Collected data
|---|

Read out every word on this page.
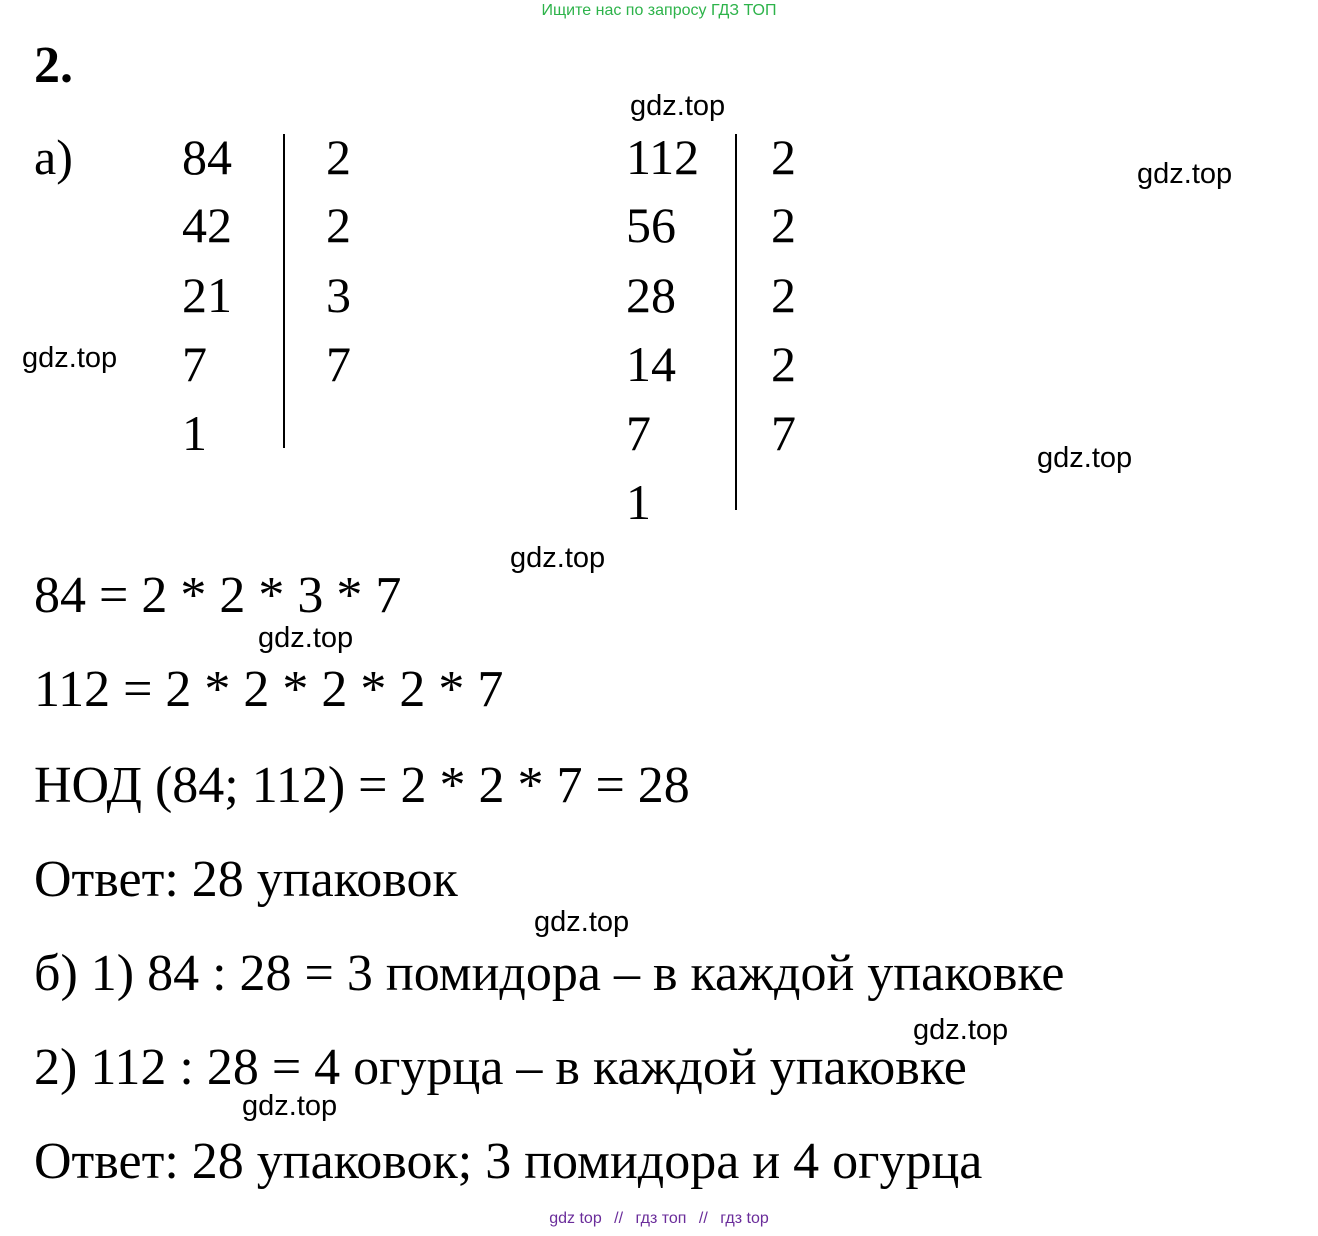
Ищите нас по запросу ГДЗ ТОП
2.
а) 84
42
21
7
1
2
2
3
7
112
56
28
14
7
1
2
2
2
2
7
84 = 2 * 2 * 3 * 7
112 = 2 * 2 * 2 * 2 * 7
НОД (84; 112) = 2 * 2 * 7 = 28
Ответ: 28 упаковок
б) 1) 84 : 28 = 3 помидора – в каждой упаковке
2) 112 : 28 = 4 огурца – в каждой упаковке
Ответ: 28 упаковок; 3 помидора и 4 огурца
gdz.top
gdz.top
gdz.top
gdz.top
gdz.top
gdz.top
gdz.top
gdz.top
gdz.top
gdz top // гдз топ // гдз top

|---|

Repeat the material exactly as it reads, without any of its pictures.

> [FULL RESPONSE]
Read out every word on this page.
Ищите нас по запросу ГДЗ ТОП
2.
а) 84
42
21
7
1
2
2
3
7
112
56
28
14
7
1
2
2
2
2
7
84 = 2 * 2 * 3 * 7
112 = 2 * 2 * 2 * 2 * 7
НОД (84; 112) = 2 * 2 * 7 = 28
Ответ: 28 упаковок
б) 1) 84 : 28 = 3 помидора – в каждой упаковке
2) 112 : 28 = 4 огурца – в каждой упаковке
Ответ: 28 упаковок; 3 помидора и 4 огурца
gdz.top
gdz.top
gdz.top
gdz.top
gdz.top
gdz.top
gdz.top
gdz.top
gdz.top
gdz top // гдз топ // гдз top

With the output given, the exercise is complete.